■ Information shown ■
━━━━━━━━━━━━━━━━

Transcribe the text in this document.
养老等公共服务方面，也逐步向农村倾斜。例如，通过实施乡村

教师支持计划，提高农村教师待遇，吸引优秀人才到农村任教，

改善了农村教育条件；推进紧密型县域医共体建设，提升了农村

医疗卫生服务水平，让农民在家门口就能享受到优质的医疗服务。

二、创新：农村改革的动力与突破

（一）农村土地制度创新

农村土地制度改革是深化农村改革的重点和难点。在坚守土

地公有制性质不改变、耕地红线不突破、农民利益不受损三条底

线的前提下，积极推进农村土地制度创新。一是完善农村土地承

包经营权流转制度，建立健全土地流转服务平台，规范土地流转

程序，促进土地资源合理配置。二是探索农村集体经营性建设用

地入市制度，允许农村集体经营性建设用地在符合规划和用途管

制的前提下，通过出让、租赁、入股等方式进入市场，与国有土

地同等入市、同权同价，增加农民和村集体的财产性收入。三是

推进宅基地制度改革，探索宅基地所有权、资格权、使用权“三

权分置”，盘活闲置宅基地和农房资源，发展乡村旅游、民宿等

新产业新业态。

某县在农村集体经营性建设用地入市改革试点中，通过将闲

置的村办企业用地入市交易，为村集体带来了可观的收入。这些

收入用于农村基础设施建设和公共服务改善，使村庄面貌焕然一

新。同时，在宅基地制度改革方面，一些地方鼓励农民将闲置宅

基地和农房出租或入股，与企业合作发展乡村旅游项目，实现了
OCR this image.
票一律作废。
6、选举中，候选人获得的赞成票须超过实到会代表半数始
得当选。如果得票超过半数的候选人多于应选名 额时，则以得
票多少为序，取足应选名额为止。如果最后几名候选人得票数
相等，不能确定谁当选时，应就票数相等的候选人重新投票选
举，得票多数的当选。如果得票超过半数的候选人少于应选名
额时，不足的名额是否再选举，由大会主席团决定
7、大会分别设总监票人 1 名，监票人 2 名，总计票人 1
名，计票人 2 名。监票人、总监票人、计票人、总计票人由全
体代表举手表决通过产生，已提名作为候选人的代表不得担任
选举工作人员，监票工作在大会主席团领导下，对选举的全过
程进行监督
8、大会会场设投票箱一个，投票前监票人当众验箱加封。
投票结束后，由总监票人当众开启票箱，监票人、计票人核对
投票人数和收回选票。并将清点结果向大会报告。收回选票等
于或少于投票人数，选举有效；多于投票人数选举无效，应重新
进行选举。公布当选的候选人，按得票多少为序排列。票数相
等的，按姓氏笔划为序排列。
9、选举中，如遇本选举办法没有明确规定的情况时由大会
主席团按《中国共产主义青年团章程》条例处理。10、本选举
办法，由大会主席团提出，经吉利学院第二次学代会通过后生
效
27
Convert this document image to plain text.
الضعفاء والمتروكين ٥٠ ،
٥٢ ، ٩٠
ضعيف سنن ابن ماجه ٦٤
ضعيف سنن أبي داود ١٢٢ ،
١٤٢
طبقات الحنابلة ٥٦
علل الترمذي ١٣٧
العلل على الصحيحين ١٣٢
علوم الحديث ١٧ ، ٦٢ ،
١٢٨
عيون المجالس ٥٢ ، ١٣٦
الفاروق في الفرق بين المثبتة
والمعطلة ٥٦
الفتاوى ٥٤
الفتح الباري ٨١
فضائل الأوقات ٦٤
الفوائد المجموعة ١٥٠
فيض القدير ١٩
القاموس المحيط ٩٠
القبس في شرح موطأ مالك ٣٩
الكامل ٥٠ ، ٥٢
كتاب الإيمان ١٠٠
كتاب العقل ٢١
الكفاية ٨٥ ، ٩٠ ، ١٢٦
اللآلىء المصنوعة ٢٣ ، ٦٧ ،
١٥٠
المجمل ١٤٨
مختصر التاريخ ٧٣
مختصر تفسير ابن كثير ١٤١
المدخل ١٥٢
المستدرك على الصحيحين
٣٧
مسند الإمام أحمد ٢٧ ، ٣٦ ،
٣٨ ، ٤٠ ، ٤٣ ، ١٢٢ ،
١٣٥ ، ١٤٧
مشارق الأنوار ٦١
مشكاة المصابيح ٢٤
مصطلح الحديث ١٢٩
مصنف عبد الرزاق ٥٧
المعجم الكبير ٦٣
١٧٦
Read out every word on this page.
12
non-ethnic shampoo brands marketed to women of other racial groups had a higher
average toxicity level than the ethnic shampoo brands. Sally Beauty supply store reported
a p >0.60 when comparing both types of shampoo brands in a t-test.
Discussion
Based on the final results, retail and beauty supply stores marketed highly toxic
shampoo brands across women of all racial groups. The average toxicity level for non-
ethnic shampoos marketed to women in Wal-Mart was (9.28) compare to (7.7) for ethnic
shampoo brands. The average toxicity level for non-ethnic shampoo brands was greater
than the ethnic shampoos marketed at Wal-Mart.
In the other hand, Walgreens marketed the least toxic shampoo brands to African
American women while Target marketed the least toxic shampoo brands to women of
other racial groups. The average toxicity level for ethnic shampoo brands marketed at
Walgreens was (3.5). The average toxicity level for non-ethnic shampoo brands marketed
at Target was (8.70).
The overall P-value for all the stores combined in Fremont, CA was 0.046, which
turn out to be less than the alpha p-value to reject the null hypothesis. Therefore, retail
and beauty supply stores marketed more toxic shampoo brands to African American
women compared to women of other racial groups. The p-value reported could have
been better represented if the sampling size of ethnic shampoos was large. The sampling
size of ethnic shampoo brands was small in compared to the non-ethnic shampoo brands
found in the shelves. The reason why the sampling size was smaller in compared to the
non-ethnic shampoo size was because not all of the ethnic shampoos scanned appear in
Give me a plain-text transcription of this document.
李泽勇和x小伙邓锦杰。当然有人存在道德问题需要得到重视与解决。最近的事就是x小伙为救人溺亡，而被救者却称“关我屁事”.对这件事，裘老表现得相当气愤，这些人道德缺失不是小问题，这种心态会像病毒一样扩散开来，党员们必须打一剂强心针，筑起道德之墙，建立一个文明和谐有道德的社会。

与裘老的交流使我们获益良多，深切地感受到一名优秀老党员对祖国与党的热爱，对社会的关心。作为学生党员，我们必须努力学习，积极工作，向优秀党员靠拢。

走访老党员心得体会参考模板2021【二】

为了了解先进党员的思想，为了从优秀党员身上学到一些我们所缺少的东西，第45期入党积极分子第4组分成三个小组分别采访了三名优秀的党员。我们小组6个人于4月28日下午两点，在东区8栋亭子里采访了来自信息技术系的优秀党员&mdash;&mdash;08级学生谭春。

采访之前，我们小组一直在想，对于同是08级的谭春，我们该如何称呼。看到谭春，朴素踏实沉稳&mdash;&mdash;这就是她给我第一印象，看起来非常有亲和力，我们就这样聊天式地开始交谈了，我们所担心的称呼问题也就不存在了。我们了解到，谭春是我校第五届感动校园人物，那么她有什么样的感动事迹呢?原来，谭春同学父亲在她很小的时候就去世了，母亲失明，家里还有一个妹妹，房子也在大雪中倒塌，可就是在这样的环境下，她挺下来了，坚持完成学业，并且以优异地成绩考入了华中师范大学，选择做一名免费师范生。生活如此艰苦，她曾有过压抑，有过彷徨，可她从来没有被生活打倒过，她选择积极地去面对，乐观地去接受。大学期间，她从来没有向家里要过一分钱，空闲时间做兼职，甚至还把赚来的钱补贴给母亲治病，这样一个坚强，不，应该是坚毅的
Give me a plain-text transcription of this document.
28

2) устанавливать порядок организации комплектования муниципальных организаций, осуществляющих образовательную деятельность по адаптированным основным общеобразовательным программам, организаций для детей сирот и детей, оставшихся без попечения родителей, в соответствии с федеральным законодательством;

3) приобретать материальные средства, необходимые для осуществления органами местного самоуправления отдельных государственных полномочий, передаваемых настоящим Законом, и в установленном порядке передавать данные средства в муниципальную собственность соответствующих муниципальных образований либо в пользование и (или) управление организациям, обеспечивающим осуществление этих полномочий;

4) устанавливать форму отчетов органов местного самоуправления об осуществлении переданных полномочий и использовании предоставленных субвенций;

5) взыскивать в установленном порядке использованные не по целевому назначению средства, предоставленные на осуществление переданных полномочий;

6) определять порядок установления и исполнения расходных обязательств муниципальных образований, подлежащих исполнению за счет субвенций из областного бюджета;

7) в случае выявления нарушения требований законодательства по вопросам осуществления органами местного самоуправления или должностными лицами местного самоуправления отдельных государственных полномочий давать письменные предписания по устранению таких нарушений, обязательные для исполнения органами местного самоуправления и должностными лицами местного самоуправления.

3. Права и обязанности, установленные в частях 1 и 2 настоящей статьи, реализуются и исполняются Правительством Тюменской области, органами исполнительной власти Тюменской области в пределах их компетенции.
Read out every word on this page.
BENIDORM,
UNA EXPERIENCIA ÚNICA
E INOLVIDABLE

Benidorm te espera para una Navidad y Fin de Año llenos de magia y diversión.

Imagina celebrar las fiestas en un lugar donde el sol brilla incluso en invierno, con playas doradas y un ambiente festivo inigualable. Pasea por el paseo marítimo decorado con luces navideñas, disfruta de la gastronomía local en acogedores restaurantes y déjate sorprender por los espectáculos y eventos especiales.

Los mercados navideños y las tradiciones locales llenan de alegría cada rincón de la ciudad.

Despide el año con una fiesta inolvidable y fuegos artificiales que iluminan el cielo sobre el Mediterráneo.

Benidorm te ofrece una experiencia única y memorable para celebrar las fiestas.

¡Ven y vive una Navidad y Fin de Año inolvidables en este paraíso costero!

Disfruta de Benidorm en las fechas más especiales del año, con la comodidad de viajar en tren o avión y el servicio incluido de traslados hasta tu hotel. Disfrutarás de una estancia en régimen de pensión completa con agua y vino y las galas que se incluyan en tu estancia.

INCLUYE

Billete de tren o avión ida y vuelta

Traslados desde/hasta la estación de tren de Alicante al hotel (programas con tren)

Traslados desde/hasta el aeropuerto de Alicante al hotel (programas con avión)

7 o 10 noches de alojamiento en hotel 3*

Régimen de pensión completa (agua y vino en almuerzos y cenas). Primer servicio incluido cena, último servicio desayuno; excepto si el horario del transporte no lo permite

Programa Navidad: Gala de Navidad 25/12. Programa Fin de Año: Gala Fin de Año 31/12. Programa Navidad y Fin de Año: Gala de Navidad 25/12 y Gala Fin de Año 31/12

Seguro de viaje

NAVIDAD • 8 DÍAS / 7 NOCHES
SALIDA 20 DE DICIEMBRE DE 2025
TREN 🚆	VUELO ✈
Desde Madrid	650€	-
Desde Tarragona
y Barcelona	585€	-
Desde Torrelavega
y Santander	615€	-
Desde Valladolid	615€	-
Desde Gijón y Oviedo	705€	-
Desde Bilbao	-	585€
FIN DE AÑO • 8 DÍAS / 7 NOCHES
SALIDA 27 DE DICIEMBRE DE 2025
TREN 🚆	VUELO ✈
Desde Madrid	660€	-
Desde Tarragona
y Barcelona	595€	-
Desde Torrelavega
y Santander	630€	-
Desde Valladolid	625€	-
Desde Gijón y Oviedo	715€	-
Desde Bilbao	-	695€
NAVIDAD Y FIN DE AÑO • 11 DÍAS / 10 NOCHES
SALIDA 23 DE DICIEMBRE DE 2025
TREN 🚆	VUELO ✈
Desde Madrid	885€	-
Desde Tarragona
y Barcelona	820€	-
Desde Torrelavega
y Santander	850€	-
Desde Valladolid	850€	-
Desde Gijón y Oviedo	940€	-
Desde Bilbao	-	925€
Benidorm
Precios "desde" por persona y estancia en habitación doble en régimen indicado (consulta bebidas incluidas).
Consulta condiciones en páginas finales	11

━━━━━━━━━━━━━━━━

■ The problem ■
Give only the number of lines in the data that hold the word "vino".

■ Right answer ■
2